- _REQUIREMENTS_:
Omit every picture and return the rest of the data unaltered.

— start —

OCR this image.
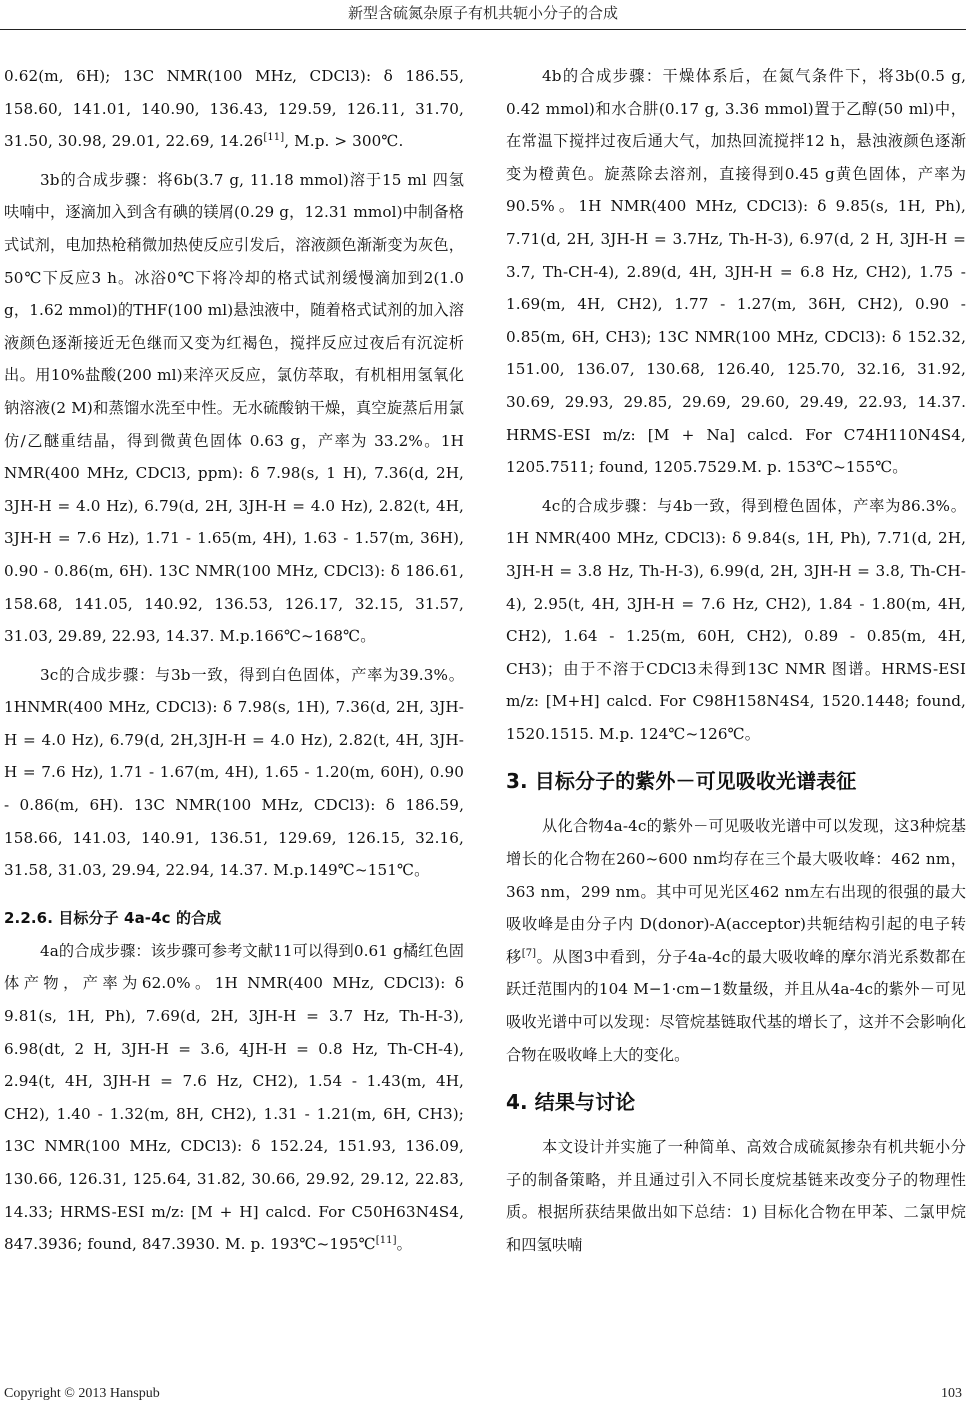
新型含硫氮杂原子有机共轭小分子的合成

0.62(m, 6H); 13C NMR(100 MHz, CDCl3): δ 186.55, 158.60, 141.01, 140.90, 136.43, 129.59, 126.11, 31.70, 31.50, 30.98, 29.01, 22.69, 14.26[11], M.p. > 300℃.

3b的合成步骤：将6b(3.7 g, 11.18 mmol)溶于15 ml 四氢呋喃中，逐滴加入到含有碘的镁屑(0.29 g，12.31 mmol)中制备格式试剂，电加热枪稍微加热使反应引发后，溶液颜色渐渐变为灰色，50℃下反应3 h。冰浴0℃下将冷却的格式试剂缓慢滴加到2(1.0 g，1.62 mmol)的THF(100 ml)悬浊液中，随着格式试剂的加入溶液颜色逐渐接近无色继而又变为红褐色，搅拌反应过夜后有沉淀析出。用10%盐酸(200 ml)来淬灭反应，氯仿萃取，有机相用氢氧化钠溶液(2 M)和蒸馏水洗至中性。无水硫酸钠干燥，真空旋蒸后用氯仿/乙醚重结晶，得到微黄色固体 0.63 g，产率为 33.2%。1H NMR(400 MHz, CDCl3, ppm): δ 7.98(s, 1 H), 7.36(d, 2H, 3JH-H = 4.0 Hz), 6.79(d, 2H, 3JH-H = 4.0 Hz), 2.82(t, 4H, 3JH-H = 7.6 Hz), 1.71 - 1.65(m, 4H), 1.63 - 1.57(m, 36H), 0.90 - 0.86(m, 6H). 13C NMR(100 MHz, CDCl3): δ 186.61, 158.68, 141.05, 140.92, 136.53, 126.17, 32.15, 31.57, 31.03, 29.89, 22.93, 14.37. M.p.166℃~168℃。

3c的合成步骤：与3b一致，得到白色固体，产率为39.3%。1HNMR(400 MHz, CDCl3): δ 7.98(s, 1H), 7.36(d, 2H, 3JH-H = 4.0 Hz), 6.79(d, 2H,3JH-H = 4.0 Hz), 2.82(t, 4H, 3JH-H = 7.6 Hz), 1.71 - 1.67(m, 4H), 1.65 - 1.20(m, 60H), 0.90 - 0.86(m, 6H). 13C NMR(100 MHz, CDCl3): δ 186.59, 158.66, 141.03, 140.91, 136.51, 129.69, 126.15, 32.16, 31.58, 31.03, 29.94, 22.94, 14.37. M.p.149℃~151℃。

2.2.6. 目标分子 4a-4c 的合成

4a的合成步骤：该步骤可参考文献11可以得到0.61 g橘红色固体产物，产率为62.0%。1H NMR(400 MHz, CDCl3): δ 9.81(s, 1H, Ph), 7.69(d, 2H, 3JH-H = 3.7 Hz, Th-H-3), 6.98(dt, 2 H, 3JH-H = 3.6, 4JH-H = 0.8 Hz, Th-CH-4), 2.94(t, 4H, 3JH-H = 7.6 Hz, CH2), 1.54 - 1.43(m, 4H, CH2), 1.40 - 1.32(m, 8H, CH2), 1.31 - 1.21(m, 6H, CH3); 13C NMR(100 MHz, CDCl3): δ 152.24, 151.93, 136.09, 130.66, 126.31, 125.64, 31.82, 30.66, 29.92, 29.12, 22.83, 14.33; HRMS-ESI m/z: [M + H] calcd. For C50H63N4S4, 847.3936; found, 847.3930. M. p. 193℃~195℃[11]。

4b的合成步骤：干燥体系后，在氮气条件下，将3b(0.5 g, 0.42 mmol)和水合肼(0.17 g, 3.36 mmol)置于乙醇(50 ml)中，在常温下搅拌过夜后通大气，加热回流搅拌12 h，悬浊液颜色逐渐变为橙黄色。旋蒸除去溶剂，直接得到0.45 g黄色固体，产率为90.5%。1H NMR(400 MHz, CDCl3): δ 9.85(s, 1H, Ph), 7.71(d, 2H, 3JH-H = 3.7Hz, Th-H-3), 6.97(d, 2 H, 3JH-H = 3.7, Th-CH-4), 2.89(d, 4H, 3JH-H = 6.8 Hz, CH2), 1.75 - 1.69(m, 4H, CH2), 1.77 - 1.27(m, 36H, CH2), 0.90 - 0.85(m, 6H, CH3); 13C NMR(100 MHz, CDCl3): δ 152.32, 151.00, 136.07, 130.68, 126.40, 125.70, 32.16, 31.92, 30.69, 29.93, 29.85, 29.69, 29.60, 29.49, 22.93, 14.37. HRMS-ESI m/z: [M + Na] calcd. For C74H110N4S4, 1205.7511; found, 1205.7529.M. p. 153℃~155℃。

4c的合成步骤：与4b一致，得到橙色固体，产率为86.3%。1H NMR(400 MHz, CDCl3): δ 9.84(s, 1H, Ph), 7.71(d, 2H, 3JH-H = 3.8 Hz, Th-H-3), 6.99(d, 2H, 3JH-H = 3.8, Th-CH-4), 2.95(t, 4H, 3JH-H = 7.6 Hz, CH2), 1.84 - 1.80(m, 4H, CH2), 1.64 - 1.25(m, 60H, CH2), 0.89 - 0.85(m, 4H, CH3)；由于不溶于CDCl3未得到13C NMR 图谱。HRMS-ESI m/z: [M+H] calcd. For C98H158N4S4, 1520.1448; found, 1520.1515. M.p. 124℃~126℃。

3. 目标分子的紫外－可见吸收光谱表征

从化合物4a-4c的紫外－可见吸收光谱中可以发现，这3种烷基增长的化合物在260~600 nm均存在三个最大吸收峰：462 nm，363 nm，299 nm。其中可见光区462 nm左右出现的很强的最大吸收峰是由分子内 D(donor)-A(acceptor)共轭结构引起的电子转移[7]。从图3中看到，分子4a-4c的最大吸收峰的摩尔消光系数都在跃迁范围内的104 M−1·cm−1数量级，并且从4a-4c的紫外－可见吸收光谱中可以发现：尽管烷基链取代基的增长了，这并不会影响化合物在吸收峰上大的变化。

4. 结果与讨论

本文设计并实施了一种简单、高效合成硫氮掺杂有机共轭小分子的制备策略，并且通过引入不同长度烷基链来改变分子的物理性质。根据所获结果做出如下总结：1) 目标化合物在甲苯、二氯甲烷和四氢呋喃

Copyright © 2013 Hanspub	103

— end —

- _TASK OUTPUT_:
OCR this image.
新型含硫氮杂原子有机共轭小分子的合成

0.62(m, 6H); 13C NMR(100 MHz, CDCl3): δ 186.55, 158.60, 141.01, 140.90, 136.43, 129.59, 126.11, 31.70, 31.50, 30.98, 29.01, 22.69, 14.26[11], M.p. > 300℃.

3b的合成步骤：将6b(3.7 g, 11.18 mmol)溶于15 ml 四氢呋喃中，逐滴加入到含有碘的镁屑(0.29 g，12.31 mmol)中制备格式试剂，电加热枪稍微加热使反应引发后，溶液颜色渐渐变为灰色，50℃下反应3 h。冰浴0℃下将冷却的格式试剂缓慢滴加到2(1.0 g，1.62 mmol)的THF(100 ml)悬浊液中，随着格式试剂的加入溶液颜色逐渐接近无色继而又变为红褐色，搅拌反应过夜后有沉淀析出。用10%盐酸(200 ml)来淬灭反应，氯仿萃取，有机相用氢氧化钠溶液(2 M)和蒸馏水洗至中性。无水硫酸钠干燥，真空旋蒸后用氯仿/乙醚重结晶，得到微黄色固体 0.63 g，产率为 33.2%。1H NMR(400 MHz, CDCl3, ppm): δ 7.98(s, 1 H), 7.36(d, 2H, 3JH-H = 4.0 Hz), 6.79(d, 2H, 3JH-H = 4.0 Hz), 2.82(t, 4H, 3JH-H = 7.6 Hz), 1.71 - 1.65(m, 4H), 1.63 - 1.57(m, 36H), 0.90 - 0.86(m, 6H). 13C NMR(100 MHz, CDCl3): δ 186.61, 158.68, 141.05, 140.92, 136.53, 126.17, 32.15, 31.57, 31.03, 29.89, 22.93, 14.37. M.p.166℃~168℃。

3c的合成步骤：与3b一致，得到白色固体，产率为39.3%。1HNMR(400 MHz, CDCl3): δ 7.98(s, 1H), 7.36(d, 2H, 3JH-H = 4.0 Hz), 6.79(d, 2H,3JH-H = 4.0 Hz), 2.82(t, 4H, 3JH-H = 7.6 Hz), 1.71 - 1.67(m, 4H), 1.65 - 1.20(m, 60H), 0.90 - 0.86(m, 6H). 13C NMR(100 MHz, CDCl3): δ 186.59, 158.66, 141.03, 140.91, 136.51, 129.69, 126.15, 32.16, 31.58, 31.03, 29.94, 22.94, 14.37. M.p.149℃~151℃。

2.2.6. 目标分子 4a-4c 的合成

4a的合成步骤：该步骤可参考文献11可以得到0.61 g橘红色固体产物，产率为62.0%。1H NMR(400 MHz, CDCl3): δ 9.81(s, 1H, Ph), 7.69(d, 2H, 3JH-H = 3.7 Hz, Th-H-3), 6.98(dt, 2 H, 3JH-H = 3.6, 4JH-H = 0.8 Hz, Th-CH-4), 2.94(t, 4H, 3JH-H = 7.6 Hz, CH2), 1.54 - 1.43(m, 4H, CH2), 1.40 - 1.32(m, 8H, CH2), 1.31 - 1.21(m, 6H, CH3); 13C NMR(100 MHz, CDCl3): δ 152.24, 151.93, 136.09, 130.66, 126.31, 125.64, 31.82, 30.66, 29.92, 29.12, 22.83, 14.33; HRMS-ESI m/z: [M + H] calcd. For C50H63N4S4, 847.3936; found, 847.3930. M. p. 193℃~195℃[11]。

4b的合成步骤：干燥体系后，在氮气条件下，将3b(0.5 g, 0.42 mmol)和水合肼(0.17 g, 3.36 mmol)置于乙醇(50 ml)中，在常温下搅拌过夜后通大气，加热回流搅拌12 h，悬浊液颜色逐渐变为橙黄色。旋蒸除去溶剂，直接得到0.45 g黄色固体，产率为90.5%。1H NMR(400 MHz, CDCl3): δ 9.85(s, 1H, Ph), 7.71(d, 2H, 3JH-H = 3.7Hz, Th-H-3), 6.97(d, 2 H, 3JH-H = 3.7, Th-CH-4), 2.89(d, 4H, 3JH-H = 6.8 Hz, CH2), 1.75 - 1.69(m, 4H, CH2), 1.77 - 1.27(m, 36H, CH2), 0.90 - 0.85(m, 6H, CH3); 13C NMR(100 MHz, CDCl3): δ 152.32, 151.00, 136.07, 130.68, 126.40, 125.70, 32.16, 31.92, 30.69, 29.93, 29.85, 29.69, 29.60, 29.49, 22.93, 14.37. HRMS-ESI m/z: [M + Na] calcd. For C74H110N4S4, 1205.7511; found, 1205.7529.M. p. 153℃~155℃。

4c的合成步骤：与4b一致，得到橙色固体，产率为86.3%。1H NMR(400 MHz, CDCl3): δ 9.84(s, 1H, Ph), 7.71(d, 2H, 3JH-H = 3.8 Hz, Th-H-3), 6.99(d, 2H, 3JH-H = 3.8, Th-CH-4), 2.95(t, 4H, 3JH-H = 7.6 Hz, CH2), 1.84 - 1.80(m, 4H, CH2), 1.64 - 1.25(m, 60H, CH2), 0.89 - 0.85(m, 4H, CH3)；由于不溶于CDCl3未得到13C NMR 图谱。HRMS-ESI m/z: [M+H] calcd. For C98H158N4S4, 1520.1448; found, 1520.1515. M.p. 124℃~126℃。

3. 目标分子的紫外－可见吸收光谱表征

从化合物4a-4c的紫外－可见吸收光谱中可以发现，这3种烷基增长的化合物在260~600 nm均存在三个最大吸收峰：462 nm，363 nm，299 nm。其中可见光区462 nm左右出现的很强的最大吸收峰是由分子内 D(donor)-A(acceptor)共轭结构引起的电子转移[7]。从图3中看到，分子4a-4c的最大吸收峰的摩尔消光系数都在跃迁范围内的104 M−1·cm−1数量级，并且从4a-4c的紫外－可见吸收光谱中可以发现：尽管烷基链取代基的增长了，这并不会影响化合物在吸收峰上大的变化。

4. 结果与讨论

本文设计并实施了一种简单、高效合成硫氮掺杂有机共轭小分子的制备策略，并且通过引入不同长度烷基链来改变分子的物理性质。根据所获结果做出如下总结：1) 目标化合物在甲苯、二氯甲烷和四氢呋喃

Copyright © 2013 Hanspub	103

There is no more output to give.